* begin *
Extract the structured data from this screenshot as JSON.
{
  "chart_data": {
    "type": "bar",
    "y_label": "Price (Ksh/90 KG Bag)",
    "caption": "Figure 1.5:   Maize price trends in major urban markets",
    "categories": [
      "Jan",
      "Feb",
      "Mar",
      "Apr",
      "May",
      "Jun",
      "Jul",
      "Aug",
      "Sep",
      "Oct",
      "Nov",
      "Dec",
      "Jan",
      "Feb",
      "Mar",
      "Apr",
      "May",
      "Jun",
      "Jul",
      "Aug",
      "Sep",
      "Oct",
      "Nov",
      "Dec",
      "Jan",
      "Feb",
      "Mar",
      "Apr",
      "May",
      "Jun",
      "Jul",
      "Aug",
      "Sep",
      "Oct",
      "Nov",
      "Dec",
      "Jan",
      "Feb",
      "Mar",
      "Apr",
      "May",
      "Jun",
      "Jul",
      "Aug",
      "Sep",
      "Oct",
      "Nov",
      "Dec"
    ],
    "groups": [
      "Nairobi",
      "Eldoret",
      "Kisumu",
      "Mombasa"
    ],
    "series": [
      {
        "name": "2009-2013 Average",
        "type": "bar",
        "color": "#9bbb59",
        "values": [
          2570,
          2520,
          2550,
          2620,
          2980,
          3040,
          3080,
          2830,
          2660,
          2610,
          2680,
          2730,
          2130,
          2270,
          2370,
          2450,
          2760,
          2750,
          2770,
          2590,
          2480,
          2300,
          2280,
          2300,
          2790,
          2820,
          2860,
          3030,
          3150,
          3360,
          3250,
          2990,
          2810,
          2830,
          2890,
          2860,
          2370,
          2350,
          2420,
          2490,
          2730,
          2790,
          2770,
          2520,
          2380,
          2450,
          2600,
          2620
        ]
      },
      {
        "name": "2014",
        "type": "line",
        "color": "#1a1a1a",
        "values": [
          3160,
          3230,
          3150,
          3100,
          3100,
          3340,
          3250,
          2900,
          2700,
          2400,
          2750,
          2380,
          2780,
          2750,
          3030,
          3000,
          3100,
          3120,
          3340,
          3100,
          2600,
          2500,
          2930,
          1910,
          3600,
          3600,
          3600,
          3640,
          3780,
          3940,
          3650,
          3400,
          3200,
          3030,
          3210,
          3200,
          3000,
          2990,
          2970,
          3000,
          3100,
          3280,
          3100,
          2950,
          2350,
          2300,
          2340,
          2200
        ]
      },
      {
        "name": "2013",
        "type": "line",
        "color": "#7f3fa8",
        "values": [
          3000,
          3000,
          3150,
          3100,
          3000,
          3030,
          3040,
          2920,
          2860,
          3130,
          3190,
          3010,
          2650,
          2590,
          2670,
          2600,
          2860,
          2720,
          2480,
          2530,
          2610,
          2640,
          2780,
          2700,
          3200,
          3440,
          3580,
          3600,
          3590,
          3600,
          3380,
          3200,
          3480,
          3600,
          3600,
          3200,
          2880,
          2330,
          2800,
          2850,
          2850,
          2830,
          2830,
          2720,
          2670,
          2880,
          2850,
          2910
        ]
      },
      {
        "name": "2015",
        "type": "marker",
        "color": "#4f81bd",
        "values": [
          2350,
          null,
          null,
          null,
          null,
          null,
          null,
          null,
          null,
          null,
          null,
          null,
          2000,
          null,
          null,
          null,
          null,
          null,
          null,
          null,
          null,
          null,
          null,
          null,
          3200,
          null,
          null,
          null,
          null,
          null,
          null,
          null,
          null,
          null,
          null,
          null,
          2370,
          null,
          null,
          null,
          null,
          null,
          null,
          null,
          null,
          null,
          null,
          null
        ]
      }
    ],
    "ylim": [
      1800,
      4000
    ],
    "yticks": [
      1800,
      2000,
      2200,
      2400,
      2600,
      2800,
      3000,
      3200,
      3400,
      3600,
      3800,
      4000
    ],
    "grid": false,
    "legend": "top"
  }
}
* end *
## The request
Where a line of the records above holds the word "color", copy that line.

## Response for this exercise
        "color": "#9bbb59",
        "color": "#1a1a1a",
        "color": "#7f3fa8",
        "color": "#4f81bd",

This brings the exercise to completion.